* _TASK DESCRIPTION_: Repeat the lines that follow, leaving nothing out.

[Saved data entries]
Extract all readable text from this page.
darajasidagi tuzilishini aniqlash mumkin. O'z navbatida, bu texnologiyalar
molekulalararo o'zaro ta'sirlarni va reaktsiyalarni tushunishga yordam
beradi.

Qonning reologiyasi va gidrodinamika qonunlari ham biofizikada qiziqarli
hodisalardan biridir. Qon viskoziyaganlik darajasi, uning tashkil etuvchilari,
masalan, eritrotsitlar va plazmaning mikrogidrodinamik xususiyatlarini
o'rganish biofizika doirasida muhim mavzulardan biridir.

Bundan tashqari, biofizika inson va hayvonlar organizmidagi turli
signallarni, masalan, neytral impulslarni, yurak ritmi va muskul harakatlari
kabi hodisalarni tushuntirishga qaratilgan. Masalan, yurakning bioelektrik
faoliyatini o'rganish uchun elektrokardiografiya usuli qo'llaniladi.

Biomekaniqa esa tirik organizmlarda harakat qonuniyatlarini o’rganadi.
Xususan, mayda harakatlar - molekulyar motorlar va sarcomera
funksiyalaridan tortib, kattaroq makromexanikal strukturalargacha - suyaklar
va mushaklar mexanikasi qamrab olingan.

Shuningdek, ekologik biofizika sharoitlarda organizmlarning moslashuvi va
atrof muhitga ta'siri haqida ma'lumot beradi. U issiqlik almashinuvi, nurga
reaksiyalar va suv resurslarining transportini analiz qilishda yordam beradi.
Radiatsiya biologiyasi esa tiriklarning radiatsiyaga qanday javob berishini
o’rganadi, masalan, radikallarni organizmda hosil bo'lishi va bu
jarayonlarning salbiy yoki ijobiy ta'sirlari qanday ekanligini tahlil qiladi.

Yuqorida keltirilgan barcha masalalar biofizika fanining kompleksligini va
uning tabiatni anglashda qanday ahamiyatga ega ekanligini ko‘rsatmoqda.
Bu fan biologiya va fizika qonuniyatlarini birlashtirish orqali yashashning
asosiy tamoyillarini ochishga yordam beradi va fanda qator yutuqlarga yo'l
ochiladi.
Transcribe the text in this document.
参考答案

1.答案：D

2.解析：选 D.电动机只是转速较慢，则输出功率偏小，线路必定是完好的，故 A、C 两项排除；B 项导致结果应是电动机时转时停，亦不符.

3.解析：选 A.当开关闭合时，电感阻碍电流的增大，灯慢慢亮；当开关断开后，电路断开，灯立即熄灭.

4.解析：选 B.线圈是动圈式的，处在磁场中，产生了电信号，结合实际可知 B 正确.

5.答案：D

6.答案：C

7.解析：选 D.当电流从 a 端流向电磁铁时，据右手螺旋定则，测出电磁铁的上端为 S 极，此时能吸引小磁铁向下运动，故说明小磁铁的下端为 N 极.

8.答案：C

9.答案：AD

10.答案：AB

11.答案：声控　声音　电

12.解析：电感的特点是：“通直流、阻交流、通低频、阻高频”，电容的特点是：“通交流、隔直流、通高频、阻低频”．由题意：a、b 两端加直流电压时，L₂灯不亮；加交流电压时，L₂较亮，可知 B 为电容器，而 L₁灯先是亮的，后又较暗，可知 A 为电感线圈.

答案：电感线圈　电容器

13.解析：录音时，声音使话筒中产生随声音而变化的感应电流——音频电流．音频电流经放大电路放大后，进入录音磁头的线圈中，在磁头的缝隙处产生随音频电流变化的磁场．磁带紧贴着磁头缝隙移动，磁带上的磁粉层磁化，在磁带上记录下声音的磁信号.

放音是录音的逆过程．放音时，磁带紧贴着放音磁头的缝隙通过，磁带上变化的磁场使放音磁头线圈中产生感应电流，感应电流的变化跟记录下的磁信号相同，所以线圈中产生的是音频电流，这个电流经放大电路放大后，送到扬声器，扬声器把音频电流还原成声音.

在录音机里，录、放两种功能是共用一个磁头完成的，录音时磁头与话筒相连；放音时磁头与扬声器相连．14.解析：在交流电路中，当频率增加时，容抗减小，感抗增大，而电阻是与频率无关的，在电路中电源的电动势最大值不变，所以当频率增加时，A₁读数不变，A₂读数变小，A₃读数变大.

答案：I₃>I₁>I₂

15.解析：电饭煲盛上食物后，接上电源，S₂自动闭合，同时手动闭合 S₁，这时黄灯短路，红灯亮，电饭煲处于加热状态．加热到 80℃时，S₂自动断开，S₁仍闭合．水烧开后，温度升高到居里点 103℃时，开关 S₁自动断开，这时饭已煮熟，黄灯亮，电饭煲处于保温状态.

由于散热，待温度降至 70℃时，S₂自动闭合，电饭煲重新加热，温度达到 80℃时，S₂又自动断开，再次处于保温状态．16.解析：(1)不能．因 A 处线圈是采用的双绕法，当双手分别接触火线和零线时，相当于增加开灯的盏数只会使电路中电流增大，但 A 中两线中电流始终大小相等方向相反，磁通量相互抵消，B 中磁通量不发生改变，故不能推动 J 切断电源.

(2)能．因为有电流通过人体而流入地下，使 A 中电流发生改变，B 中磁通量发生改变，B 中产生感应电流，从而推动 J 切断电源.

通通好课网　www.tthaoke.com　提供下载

* _WRITTEN SOLUTION_:
Extract all readable text from this page.
darajasidagi tuzilishini aniqlash mumkin. O'z navbatida, bu texnologiyalar
molekulalararo o'zaro ta'sirlarni va reaktsiyalarni tushunishga yordam
beradi.

Qonning reologiyasi va gidrodinamika qonunlari ham biofizikada qiziqarli
hodisalardan biridir. Qon viskoziyaganlik darajasi, uning tashkil etuvchilari,
masalan, eritrotsitlar va plazmaning mikrogidrodinamik xususiyatlarini
o'rganish biofizika doirasida muhim mavzulardan biridir.

Bundan tashqari, biofizika inson va hayvonlar organizmidagi turli
signallarni, masalan, neytral impulslarni, yurak ritmi va muskul harakatlari
kabi hodisalarni tushuntirishga qaratilgan. Masalan, yurakning bioelektrik
faoliyatini o'rganish uchun elektrokardiografiya usuli qo'llaniladi.

Biomekaniqa esa tirik organizmlarda harakat qonuniyatlarini o’rganadi.
Xususan, mayda harakatlar - molekulyar motorlar va sarcomera
funksiyalaridan tortib, kattaroq makromexanikal strukturalargacha - suyaklar
va mushaklar mexanikasi qamrab olingan.

Shuningdek, ekologik biofizika sharoitlarda organizmlarning moslashuvi va
atrof muhitga ta'siri haqida ma'lumot beradi. U issiqlik almashinuvi, nurga
reaksiyalar va suv resurslarining transportini analiz qilishda yordam beradi.
Radiatsiya biologiyasi esa tiriklarning radiatsiyaga qanday javob berishini
o’rganadi, masalan, radikallarni organizmda hosil bo'lishi va bu
jarayonlarning salbiy yoki ijobiy ta'sirlari qanday ekanligini tahlil qiladi.

Yuqorida keltirilgan barcha masalalar biofizika fanining kompleksligini va
uning tabiatni anglashda qanday ahamiyatga ega ekanligini ko‘rsatmoqda.
Bu fan biologiya va fizika qonuniyatlarini birlashtirish orqali yashashning
asosiy tamoyillarini ochishga yordam beradi va fanda qator yutuqlarga yo'l
ochiladi.
Transcribe the text in this document.
参考答案

1.答案：D

2.解析：选 D.电动机只是转速较慢，则输出功率偏小，线路必定是完好的，故 A、C 两项排除；B 项导致结果应是电动机时转时停，亦不符.

3.解析：选 A.当开关闭合时，电感阻碍电流的增大，灯慢慢亮；当开关断开后，电路断开，灯立即熄灭.

4.解析：选 B.线圈是动圈式的，处在磁场中，产生了电信号，结合实际可知 B 正确.

5.答案：D

6.答案：C

7.解析：选 D.当电流从 a 端流向电磁铁时，据右手螺旋定则，测出电磁铁的上端为 S 极，此时能吸引小磁铁向下运动，故说明小磁铁的下端为 N 极.

8.答案：C

9.答案：AD

10.答案：AB

11.答案：声控　声音　电

12.解析：电感的特点是：“通直流、阻交流、通低频、阻高频”，电容的特点是：“通交流、隔直流、通高频、阻低频”．由题意：a、b 两端加直流电压时，L₂灯不亮；加交流电压时，L₂较亮，可知 B 为电容器，而 L₁灯先是亮的，后又较暗，可知 A 为电感线圈.

答案：电感线圈　电容器

13.解析：录音时，声音使话筒中产生随声音而变化的感应电流——音频电流．音频电流经放大电路放大后，进入录音磁头的线圈中，在磁头的缝隙处产生随音频电流变化的磁场．磁带紧贴着磁头缝隙移动，磁带上的磁粉层磁化，在磁带上记录下声音的磁信号.

放音是录音的逆过程．放音时，磁带紧贴着放音磁头的缝隙通过，磁带上变化的磁场使放音磁头线圈中产生感应电流，感应电流的变化跟记录下的磁信号相同，所以线圈中产生的是音频电流，这个电流经放大电路放大后，送到扬声器，扬声器把音频电流还原成声音.

在录音机里，录、放两种功能是共用一个磁头完成的，录音时磁头与话筒相连；放音时磁头与扬声器相连．14.解析：在交流电路中，当频率增加时，容抗减小，感抗增大，而电阻是与频率无关的，在电路中电源的电动势最大值不变，所以当频率增加时，A₁读数不变，A₂读数变小，A₃读数变大.

答案：I₃>I₁>I₂

15.解析：电饭煲盛上食物后，接上电源，S₂自动闭合，同时手动闭合 S₁，这时黄灯短路，红灯亮，电饭煲处于加热状态．加热到 80℃时，S₂自动断开，S₁仍闭合．水烧开后，温度升高到居里点 103℃时，开关 S₁自动断开，这时饭已煮熟，黄灯亮，电饭煲处于保温状态.

由于散热，待温度降至 70℃时，S₂自动闭合，电饭煲重新加热，温度达到 80℃时，S₂又自动断开，再次处于保温状态．16.解析：(1)不能．因 A 处线圈是采用的双绕法，当双手分别接触火线和零线时，相当于增加开灯的盏数只会使电路中电流增大，但 A 中两线中电流始终大小相等方向相反，磁通量相互抵消，B 中磁通量不发生改变，故不能推动 J 切断电源.

(2)能．因为有电流通过人体而流入地下，使 A 中电流发生改变，B 中磁通量发生改变，B 中产生感应电流，从而推动 J 切断电源.

通通好课网　www.tthaoke.com　提供下载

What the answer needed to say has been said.